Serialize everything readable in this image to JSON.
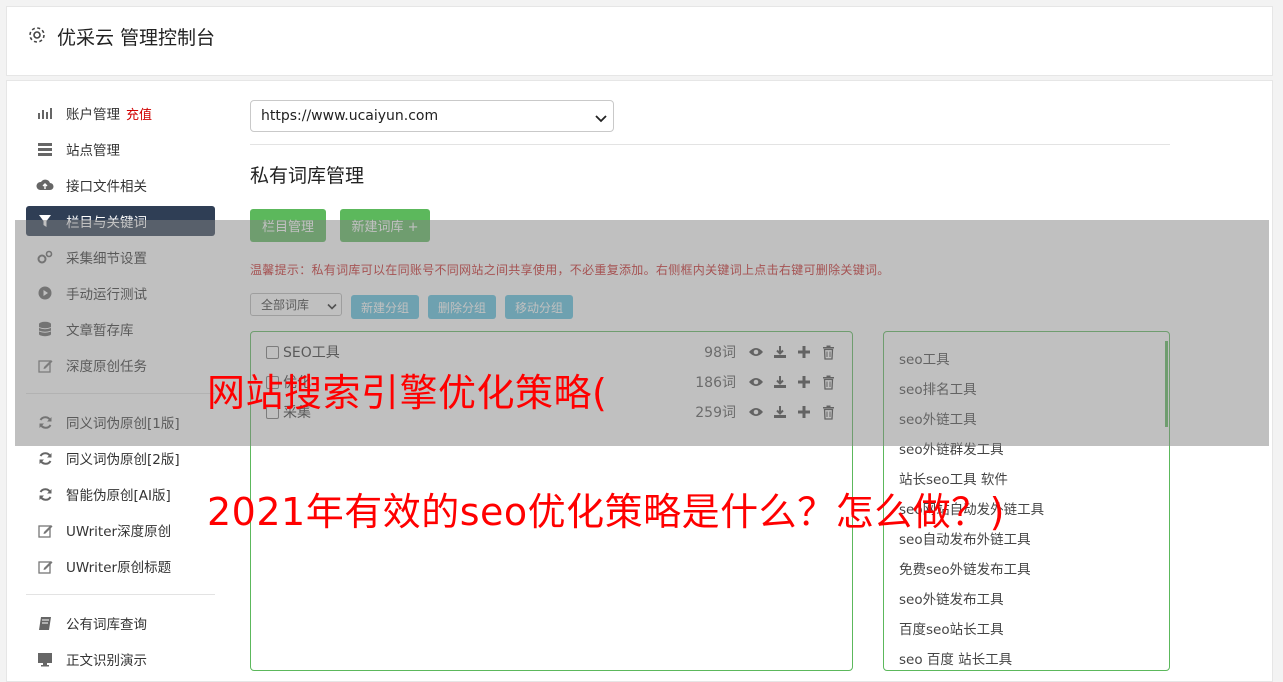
{
  "app": {
    "title": "优采云 管理控制台",
    "icon": "gear-icon"
  },
  "sidebar": {
    "items": [
      {
        "label": "账户管理",
        "badge": "充值",
        "icon": "bar-chart-icon"
      },
      {
        "label": "站点管理",
        "icon": "server-icon"
      },
      {
        "label": "接口文件相关",
        "icon": "cloud-upload-icon"
      },
      {
        "label": "栏目与关键词",
        "icon": "filter-icon",
        "active": true
      },
      {
        "label": "采集细节设置",
        "icon": "cogs-icon"
      },
      {
        "label": "手动运行测试",
        "icon": "play-circle-icon"
      },
      {
        "label": "文章暂存库",
        "icon": "database-icon"
      },
      {
        "label": "深度原创任务",
        "icon": "edit-icon"
      },
      {
        "label": "同义词伪原创[1版]",
        "icon": "refresh-icon"
      },
      {
        "label": "同义词伪原创[2版]",
        "icon": "refresh-icon"
      },
      {
        "label": "智能伪原创[AI版]",
        "icon": "refresh-icon"
      },
      {
        "label": "UWriter深度原创",
        "icon": "edit-icon"
      },
      {
        "label": "UWriter原创标题",
        "icon": "edit-icon"
      },
      {
        "label": "公有词库查询",
        "icon": "book-icon"
      },
      {
        "label": "正文识别演示",
        "icon": "monitor-icon"
      }
    ]
  },
  "main": {
    "site_select": "https://www.ucaiyun.com",
    "section_title": "私有词库管理",
    "buttons": {
      "column_manage": "栏目管理",
      "new_lib": "新建词库 +"
    },
    "tip": "温馨提示：私有词库可以在同账号不同网站之间共享使用，不必重复添加。右侧框内关键词上点击右键可删除关键词。",
    "filter_select": "全部词库",
    "group_buttons": {
      "new_group": "新建分组",
      "delete_group": "删除分组",
      "move_group": "移动分组"
    },
    "libraries": [
      {
        "name": "SEO工具",
        "count": "98词"
      },
      {
        "name": "优化",
        "count": "186词"
      },
      {
        "name": "采集",
        "count": "259词"
      }
    ],
    "keywords": [
      "seo工具",
      "seo排名工具",
      "seo外链工具",
      "seo外链群发工具",
      "站长seo工具 软件",
      "seo网站自动发外链工具",
      "seo自动发布外链工具",
      "免费seo外链发布工具",
      "seo外链发布工具",
      "百度seo站长工具",
      "seo 百度 站长工具"
    ]
  },
  "overlay": {
    "line1": "网站搜索引擎优化策略(",
    "line2": "2021年有效的seo优化策略是什么？怎么做？)"
  },
  "colors": {
    "accent_green": "#5cb85c",
    "accent_blue": "#5bc0de",
    "sidebar_active": "#2f3e55",
    "headline_red": "#ff0000"
  }
}
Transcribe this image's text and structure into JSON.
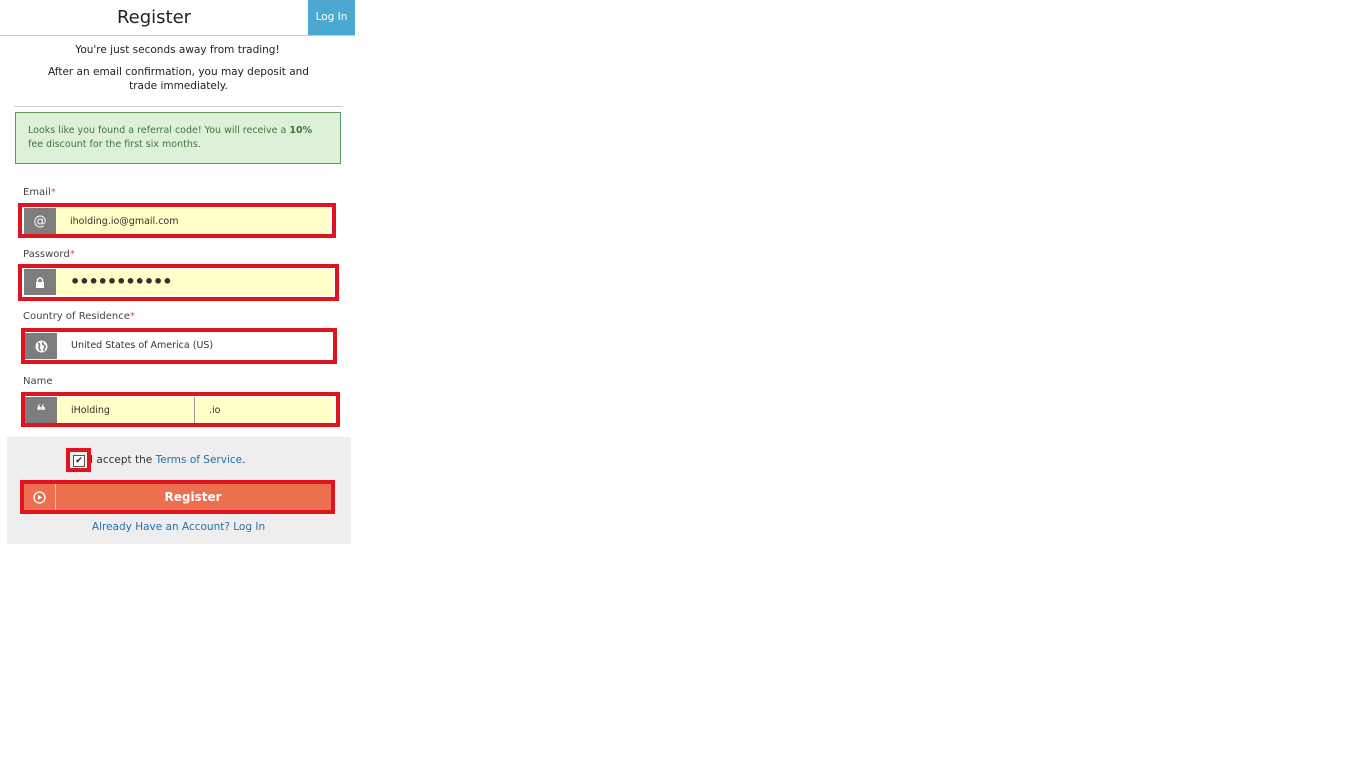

★ ★ ★ ★ ★ ★ ★

[EXERCISE INSTRUCTIONS]: Without the pictures, repeat the listing above exactly.

[ANSWER IN FULL]:
Serialize everything readable in this image to JSON.
{
  "app": {
    "title": "优采云 管理控制台",
    "icon": "gear-icon"
  },
  "sidebar": {
    "items": [
      {
        "label": "账户管理",
        "badge": "充值",
        "icon": "bar-chart-icon"
      },
      {
        "label": "站点管理",
        "icon": "server-icon"
      },
      {
        "label": "接口文件相关",
        "icon": "cloud-upload-icon"
      },
      {
        "label": "栏目与关键词",
        "icon": "filter-icon",
        "active": true
      },
      {
        "label": "采集细节设置",
        "icon": "cogs-icon"
      },
      {
        "label": "手动运行测试",
        "icon": "play-circle-icon"
      },
      {
        "label": "文章暂存库",
        "icon": "database-icon"
      },
      {
        "label": "深度原创任务",
        "icon": "edit-icon"
      },
      {
        "label": "同义词伪原创[1版]",
        "icon": "refresh-icon"
      },
      {
        "label": "同义词伪原创[2版]",
        "icon": "refresh-icon"
      },
      {
        "label": "智能伪原创[AI版]",
        "icon": "refresh-icon"
      },
      {
        "label": "UWriter深度原创",
        "icon": "edit-icon"
      },
      {
        "label": "UWriter原创标题",
        "icon": "edit-icon"
      },
      {
        "label": "公有词库查询",
        "icon": "book-icon"
      },
      {
        "label": "正文识别演示",
        "icon": "monitor-icon"
      }
    ]
  },
  "main": {
    "site_select": "https://www.ucaiyun.com",
    "section_title": "私有词库管理",
    "buttons": {
      "column_manage": "栏目管理",
      "new_lib": "新建词库 +"
    },
    "tip": "温馨提示：私有词库可以在同账号不同网站之间共享使用，不必重复添加。右侧框内关键词上点击右键可删除关键词。",
    "filter_select": "全部词库",
    "group_buttons": {
      "new_group": "新建分组",
      "delete_group": "删除分组",
      "move_group": "移动分组"
    },
    "libraries": [
      {
        "name": "SEO工具",
        "count": "98词"
      },
      {
        "name": "优化",
        "count": "186词"
      },
      {
        "name": "采集",
        "count": "259词"
      }
    ],
    "keywords": [
      "seo工具",
      "seo排名工具",
      "seo外链工具",
      "seo外链群发工具",
      "站长seo工具 软件",
      "seo网站自动发外链工具",
      "seo自动发布外链工具",
      "免费seo外链发布工具",
      "seo外链发布工具",
      "百度seo站长工具",
      "seo 百度 站长工具"
    ]
  },
  "overlay": {
    "line1": "网站搜索引擎优化策略(",
    "line2": "2021年有效的seo优化策略是什么？怎么做？)"
  },
  "colors": {
    "accent_green": "#5cb85c",
    "accent_blue": "#5bc0de",
    "sidebar_active": "#2f3e55",
    "headline_red": "#ff0000"
  }
}
Transcribe this image's text and structure into JSON.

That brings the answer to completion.